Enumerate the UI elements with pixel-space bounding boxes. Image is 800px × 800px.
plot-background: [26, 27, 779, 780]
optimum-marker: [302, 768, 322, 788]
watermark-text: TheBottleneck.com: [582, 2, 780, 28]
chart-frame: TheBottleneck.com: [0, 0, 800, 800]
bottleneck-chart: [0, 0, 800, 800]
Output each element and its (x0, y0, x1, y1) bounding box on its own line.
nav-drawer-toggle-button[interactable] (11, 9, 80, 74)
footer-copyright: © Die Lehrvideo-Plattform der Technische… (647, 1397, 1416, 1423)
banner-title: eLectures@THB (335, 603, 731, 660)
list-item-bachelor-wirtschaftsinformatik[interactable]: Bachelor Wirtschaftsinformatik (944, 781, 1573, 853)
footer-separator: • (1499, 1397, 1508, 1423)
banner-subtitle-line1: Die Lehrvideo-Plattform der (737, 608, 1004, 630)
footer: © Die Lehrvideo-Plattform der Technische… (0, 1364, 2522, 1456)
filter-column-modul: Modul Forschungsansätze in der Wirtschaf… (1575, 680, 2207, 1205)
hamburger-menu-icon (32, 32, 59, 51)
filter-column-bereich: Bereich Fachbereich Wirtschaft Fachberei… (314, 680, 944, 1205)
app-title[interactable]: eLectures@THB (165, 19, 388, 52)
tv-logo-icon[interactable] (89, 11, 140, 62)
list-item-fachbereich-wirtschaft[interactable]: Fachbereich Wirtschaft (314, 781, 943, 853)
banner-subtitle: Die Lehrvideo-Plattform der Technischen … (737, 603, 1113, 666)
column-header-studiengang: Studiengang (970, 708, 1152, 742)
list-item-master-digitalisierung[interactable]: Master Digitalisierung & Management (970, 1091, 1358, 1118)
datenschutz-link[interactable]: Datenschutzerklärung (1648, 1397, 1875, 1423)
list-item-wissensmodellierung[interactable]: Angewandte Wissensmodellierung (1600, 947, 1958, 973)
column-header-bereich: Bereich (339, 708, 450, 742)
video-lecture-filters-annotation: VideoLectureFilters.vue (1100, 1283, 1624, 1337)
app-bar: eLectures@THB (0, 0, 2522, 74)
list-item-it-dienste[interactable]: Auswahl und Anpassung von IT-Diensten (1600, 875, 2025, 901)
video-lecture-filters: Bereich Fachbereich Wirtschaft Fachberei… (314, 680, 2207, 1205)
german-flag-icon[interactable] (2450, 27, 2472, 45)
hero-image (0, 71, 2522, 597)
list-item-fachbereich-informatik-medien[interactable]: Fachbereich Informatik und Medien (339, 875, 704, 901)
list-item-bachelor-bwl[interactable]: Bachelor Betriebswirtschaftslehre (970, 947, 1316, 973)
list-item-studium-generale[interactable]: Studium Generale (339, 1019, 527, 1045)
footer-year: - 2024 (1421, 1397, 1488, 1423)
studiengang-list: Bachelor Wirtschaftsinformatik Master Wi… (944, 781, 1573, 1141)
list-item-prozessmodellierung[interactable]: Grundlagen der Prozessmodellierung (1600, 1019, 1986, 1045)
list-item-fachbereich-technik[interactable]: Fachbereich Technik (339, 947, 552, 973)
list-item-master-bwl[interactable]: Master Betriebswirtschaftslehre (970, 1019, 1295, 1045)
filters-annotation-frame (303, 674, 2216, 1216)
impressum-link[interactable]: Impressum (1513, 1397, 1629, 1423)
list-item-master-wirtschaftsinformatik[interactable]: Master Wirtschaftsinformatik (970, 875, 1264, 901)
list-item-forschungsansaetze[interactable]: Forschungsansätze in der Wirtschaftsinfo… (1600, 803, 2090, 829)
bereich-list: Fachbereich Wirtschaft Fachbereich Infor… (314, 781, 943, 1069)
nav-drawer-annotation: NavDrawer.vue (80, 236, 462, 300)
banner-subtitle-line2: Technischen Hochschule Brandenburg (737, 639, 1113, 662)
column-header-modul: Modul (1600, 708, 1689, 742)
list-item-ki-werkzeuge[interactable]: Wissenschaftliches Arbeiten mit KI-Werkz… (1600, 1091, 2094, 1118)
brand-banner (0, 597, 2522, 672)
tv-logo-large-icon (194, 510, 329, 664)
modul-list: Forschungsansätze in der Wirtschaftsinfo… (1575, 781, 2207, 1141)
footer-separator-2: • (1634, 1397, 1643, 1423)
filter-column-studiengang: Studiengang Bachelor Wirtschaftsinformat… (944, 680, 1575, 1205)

* **Set exercise**: Output every line of the material above as a JSON list of strings, with one string per line and blank lines omitted.

* **Answer to the problem**:
[
  "Enumerate the UI elements with pixel-space bounding boxes. Image is 800px × 800px.",
  "plot-background: [26, 27, 779, 780]",
  "optimum-marker: [302, 768, 322, 788]",
  "watermark-text: TheBottleneck.com: [582, 2, 780, 28]",
  "chart-frame: TheBottleneck.com: [0, 0, 800, 800]",
  "bottleneck-chart: [0, 0, 800, 800]",
  "Output each element and its (x0, y0, x1, y1) bounding box on its own line.",
  "nav-drawer-toggle-button[interactable] (11, 9, 80, 74)",
  "footer-copyright: © Die Lehrvideo-Plattform der Technische… (647, 1397, 1416, 1423)",
  "banner-title: eLectures@THB (335, 603, 731, 660)",
  "list-item-bachelor-wirtschaftsinformatik[interactable]: Bachelor Wirtschaftsinformatik (944, 781, 1573, 853)",
  "footer-separator: • (1499, 1397, 1508, 1423)",
  "banner-subtitle-line1: Die Lehrvideo-Plattform der (737, 608, 1004, 630)",
  "footer: © Die Lehrvideo-Plattform der Technische… (0, 1364, 2522, 1456)",
  "filter-column-modul: Modul Forschungsansätze in der Wirtschaf… (1575, 680, 2207, 1205)",
  "hamburger-menu-icon (32, 32, 59, 51)",
  "filter-column-bereich: Bereich Fachbereich Wirtschaft Fachberei… (314, 680, 944, 1205)",
  "app-title[interactable]: eLectures@THB (165, 19, 388, 52)",
  "tv-logo-icon[interactable] (89, 11, 140, 62)",
  "list-item-fachbereich-wirtschaft[interactable]: Fachbereich Wirtschaft (314, 781, 943, 853)",
  "banner-subtitle: Die Lehrvideo-Plattform der Technischen … (737, 603, 1113, 666)",
  "column-header-studiengang: Studiengang (970, 708, 1152, 742)",
  "list-item-master-digitalisierung[interactable]: Master Digitalisierung & Management (970, 1091, 1358, 1118)",
  "datenschutz-link[interactable]: Datenschutzerklärung (1648, 1397, 1875, 1423)",
  "list-item-wissensmodellierung[interactable]: Angewandte Wissensmodellierung (1600, 947, 1958, 973)",
  "column-header-bereich: Bereich (339, 708, 450, 742)",
  "video-lecture-filters-annotation: VideoLectureFilters.vue (1100, 1283, 1624, 1337)",
  "app-bar: eLectures@THB (0, 0, 2522, 74)",
  "list-item-it-dienste[interactable]: Auswahl und Anpassung von IT-Diensten (1600, 875, 2025, 901)",
  "video-lecture-filters: Bereich Fachbereich Wirtschaft Fachberei… (314, 680, 2207, 1205)",
  "german-flag-icon[interactable] (2450, 27, 2472, 45)",
  "hero-image (0, 71, 2522, 597)",
  "list-item-fachbereich-informatik-medien[interactable]: Fachbereich Informatik und Medien (339, 875, 704, 901)",
  "list-item-bachelor-bwl[interactable]: Bachelor Betriebswirtschaftslehre (970, 947, 1316, 973)",
  "list-item-studium-generale[interactable]: Studium Generale (339, 1019, 527, 1045)",
  "footer-year: - 2024 (1421, 1397, 1488, 1423)",
  "studiengang-list: Bachelor Wirtschaftsinformatik Master Wi… (944, 781, 1573, 1141)",
  "list-item-prozessmodellierung[interactable]: Grundlagen der Prozessmodellierung (1600, 1019, 1986, 1045)",
  "list-item-fachbereich-technik[interactable]: Fachbereich Technik (339, 947, 552, 973)",
  "list-item-master-bwl[interactable]: Master Betriebswirtschaftslehre (970, 1019, 1295, 1045)",
  "filters-annotation-frame (303, 674, 2216, 1216)",
  "impressum-link[interactable]: Impressum (1513, 1397, 1629, 1423)",
  "list-item-master-wirtschaftsinformatik[interactable]: Master Wirtschaftsinformatik (970, 875, 1264, 901)",
  "list-item-forschungsansaetze[interactable]: Forschungsansätze in der Wirtschaftsinfo… (1600, 803, 2090, 829)",
  "bereich-list: Fachbereich Wirtschaft Fachbereich Infor… (314, 781, 943, 1069)",
  "nav-drawer-annotation: NavDrawer.vue (80, 236, 462, 300)",
  "banner-subtitle-line2: Technischen Hochschule Brandenburg (737, 639, 1113, 662)",
  "column-header-modul: Modul (1600, 708, 1689, 742)",
  "list-item-ki-werkzeuge[interactable]: Wissenschaftliches Arbeiten mit KI-Werkz… (1600, 1091, 2094, 1118)",
  "brand-banner (0, 597, 2522, 672)",
  "tv-logo-large-icon (194, 510, 329, 664)",
  "modul-list: Forschungsansätze in der Wirtschaftsinfo… (1575, 781, 2207, 1141)",
  "footer-separator-2: • (1634, 1397, 1643, 1423)",
  "filter-column-studiengang: Studiengang Bachelor Wirtschaftsinformat… (944, 680, 1575, 1205)"
]